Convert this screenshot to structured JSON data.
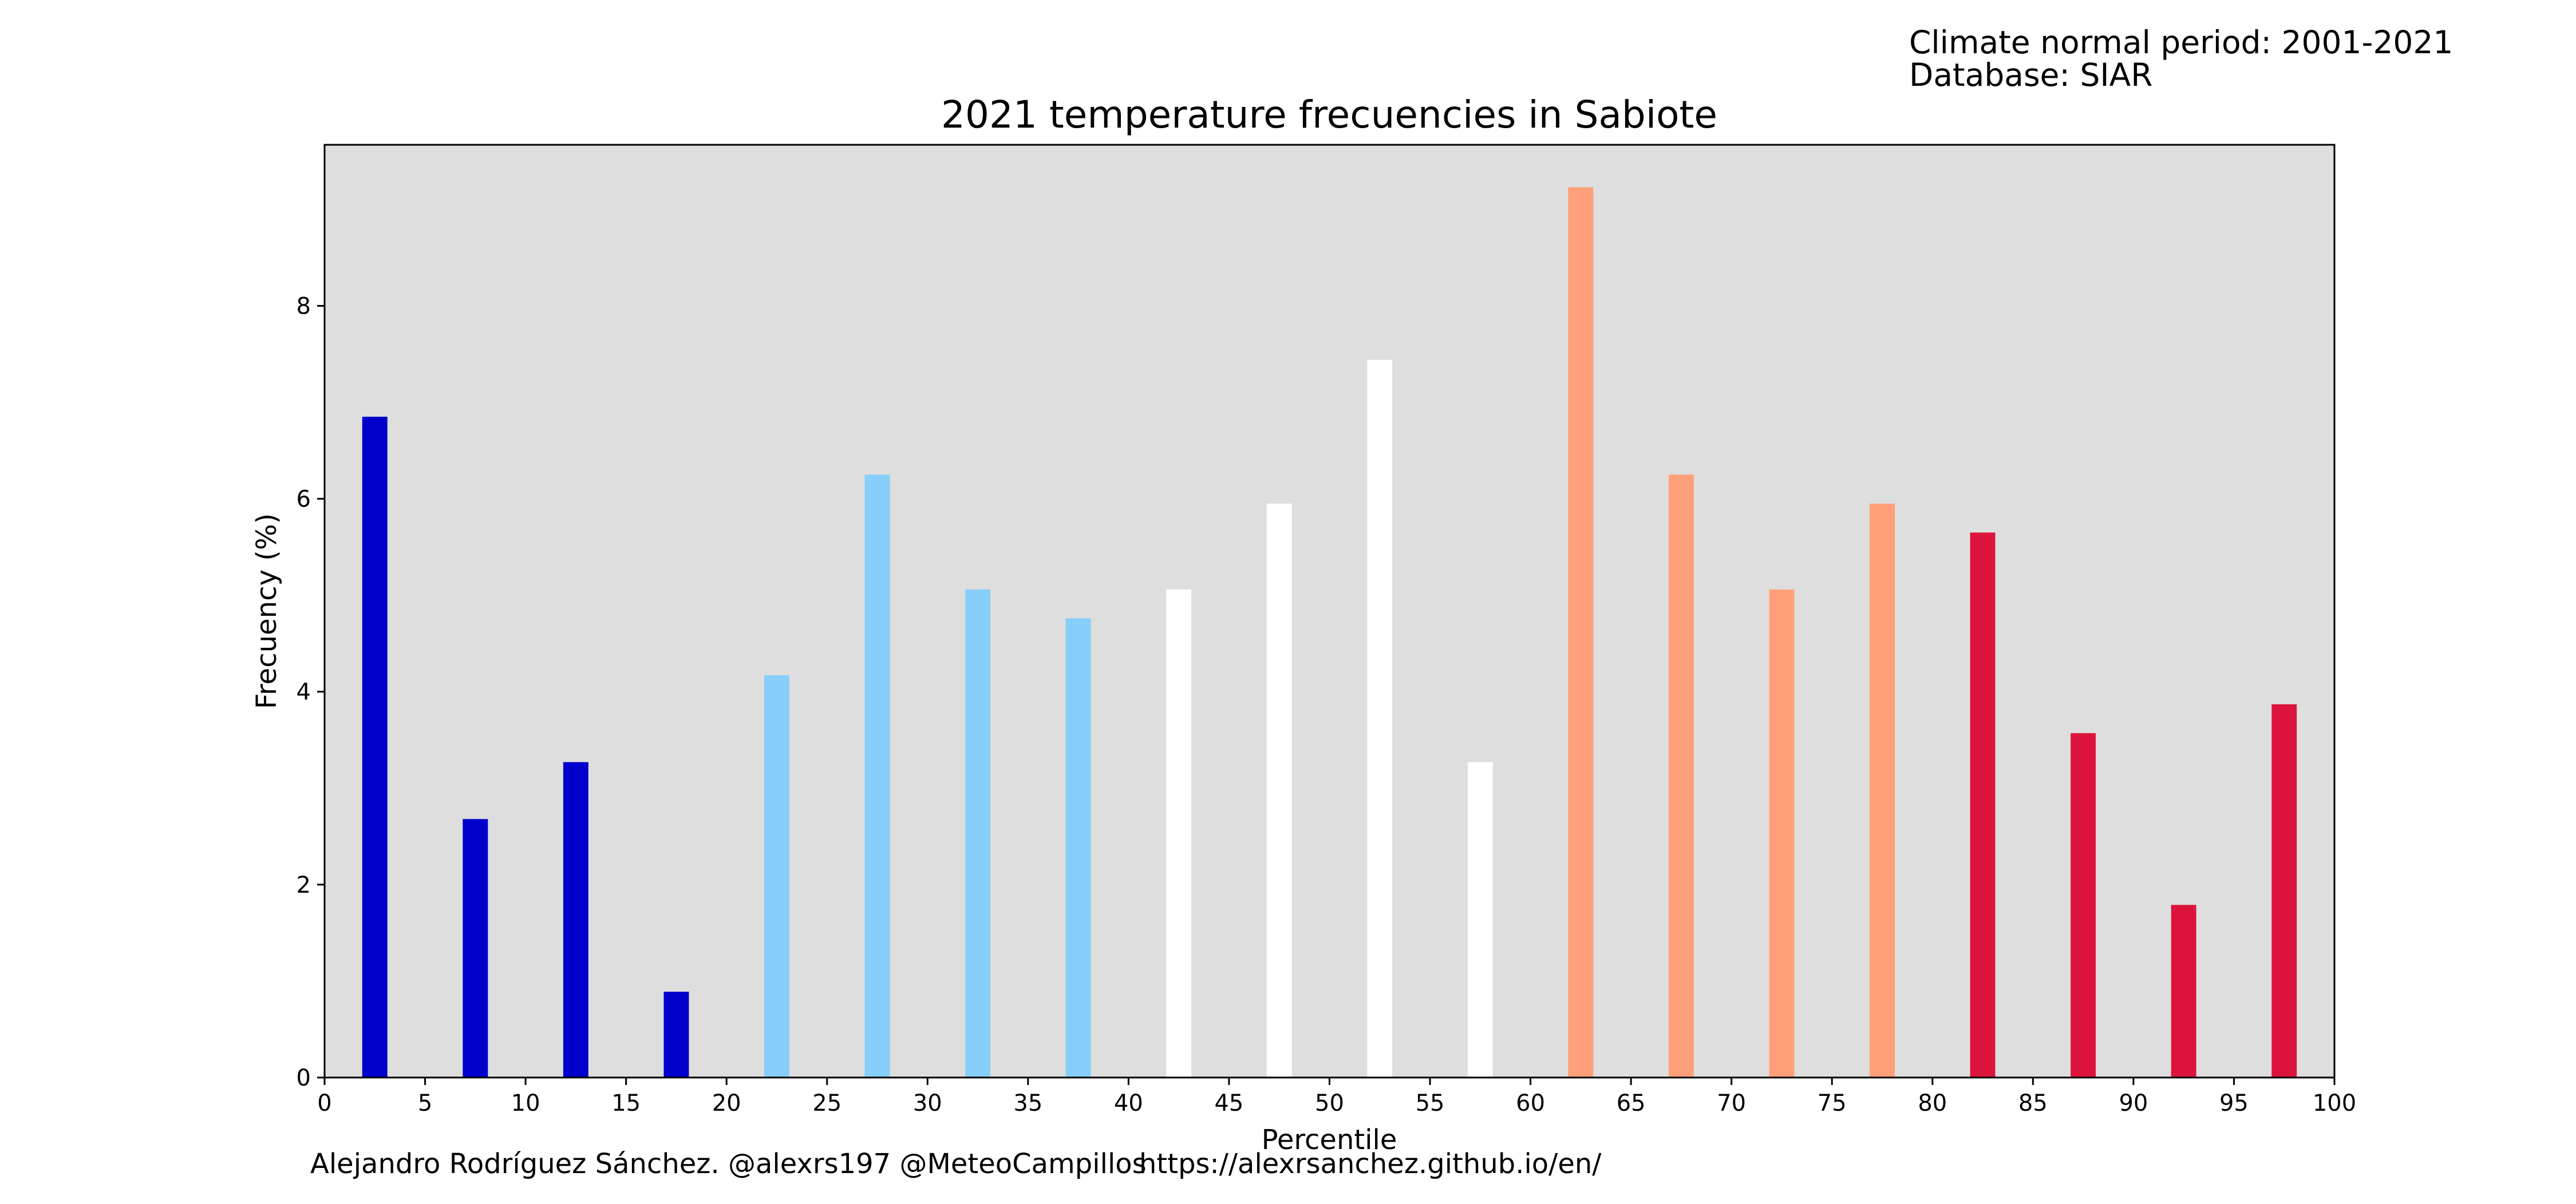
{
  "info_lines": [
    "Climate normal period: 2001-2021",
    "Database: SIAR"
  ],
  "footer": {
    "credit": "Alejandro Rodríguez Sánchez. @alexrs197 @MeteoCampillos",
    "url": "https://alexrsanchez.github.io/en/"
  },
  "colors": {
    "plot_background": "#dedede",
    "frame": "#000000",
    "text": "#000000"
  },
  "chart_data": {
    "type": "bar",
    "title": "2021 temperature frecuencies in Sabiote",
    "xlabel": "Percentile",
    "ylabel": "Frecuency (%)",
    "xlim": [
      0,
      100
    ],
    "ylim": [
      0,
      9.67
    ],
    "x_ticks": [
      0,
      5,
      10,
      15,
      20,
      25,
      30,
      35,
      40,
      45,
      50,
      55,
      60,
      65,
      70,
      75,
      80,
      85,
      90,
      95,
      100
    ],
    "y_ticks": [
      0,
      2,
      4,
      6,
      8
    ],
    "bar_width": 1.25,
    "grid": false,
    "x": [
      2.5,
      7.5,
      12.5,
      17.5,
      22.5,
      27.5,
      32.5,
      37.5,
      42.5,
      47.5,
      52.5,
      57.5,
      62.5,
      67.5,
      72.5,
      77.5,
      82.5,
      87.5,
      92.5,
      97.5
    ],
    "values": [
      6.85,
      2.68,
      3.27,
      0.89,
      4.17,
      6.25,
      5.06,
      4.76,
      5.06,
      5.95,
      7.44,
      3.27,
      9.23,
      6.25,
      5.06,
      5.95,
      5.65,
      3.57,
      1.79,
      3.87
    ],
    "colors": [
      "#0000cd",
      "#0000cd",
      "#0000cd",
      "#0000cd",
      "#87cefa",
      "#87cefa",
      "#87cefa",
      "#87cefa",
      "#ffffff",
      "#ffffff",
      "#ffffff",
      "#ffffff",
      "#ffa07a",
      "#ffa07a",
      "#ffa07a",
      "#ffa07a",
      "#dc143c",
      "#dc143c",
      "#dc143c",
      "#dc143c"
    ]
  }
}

*Instructions for the task*
Restate the records above in full, word for word. Keep pictures out.

*Reply*
Convert this screenshot to structured JSON data.
{
  "info_lines": [
    "Climate normal period: 2001-2021",
    "Database: SIAR"
  ],
  "footer": {
    "credit": "Alejandro Rodríguez Sánchez. @alexrs197 @MeteoCampillos",
    "url": "https://alexrsanchez.github.io/en/"
  },
  "colors": {
    "plot_background": "#dedede",
    "frame": "#000000",
    "text": "#000000"
  },
  "chart_data": {
    "type": "bar",
    "title": "2021 temperature frecuencies in Sabiote",
    "xlabel": "Percentile",
    "ylabel": "Frecuency (%)",
    "xlim": [
      0,
      100
    ],
    "ylim": [
      0,
      9.67
    ],
    "x_ticks": [
      0,
      5,
      10,
      15,
      20,
      25,
      30,
      35,
      40,
      45,
      50,
      55,
      60,
      65,
      70,
      75,
      80,
      85,
      90,
      95,
      100
    ],
    "y_ticks": [
      0,
      2,
      4,
      6,
      8
    ],
    "bar_width": 1.25,
    "grid": false,
    "x": [
      2.5,
      7.5,
      12.5,
      17.5,
      22.5,
      27.5,
      32.5,
      37.5,
      42.5,
      47.5,
      52.5,
      57.5,
      62.5,
      67.5,
      72.5,
      77.5,
      82.5,
      87.5,
      92.5,
      97.5
    ],
    "values": [
      6.85,
      2.68,
      3.27,
      0.89,
      4.17,
      6.25,
      5.06,
      4.76,
      5.06,
      5.95,
      7.44,
      3.27,
      9.23,
      6.25,
      5.06,
      5.95,
      5.65,
      3.57,
      1.79,
      3.87
    ],
    "colors": [
      "#0000cd",
      "#0000cd",
      "#0000cd",
      "#0000cd",
      "#87cefa",
      "#87cefa",
      "#87cefa",
      "#87cefa",
      "#ffffff",
      "#ffffff",
      "#ffffff",
      "#ffffff",
      "#ffa07a",
      "#ffa07a",
      "#ffa07a",
      "#ffa07a",
      "#dc143c",
      "#dc143c",
      "#dc143c",
      "#dc143c"
    ]
  }
}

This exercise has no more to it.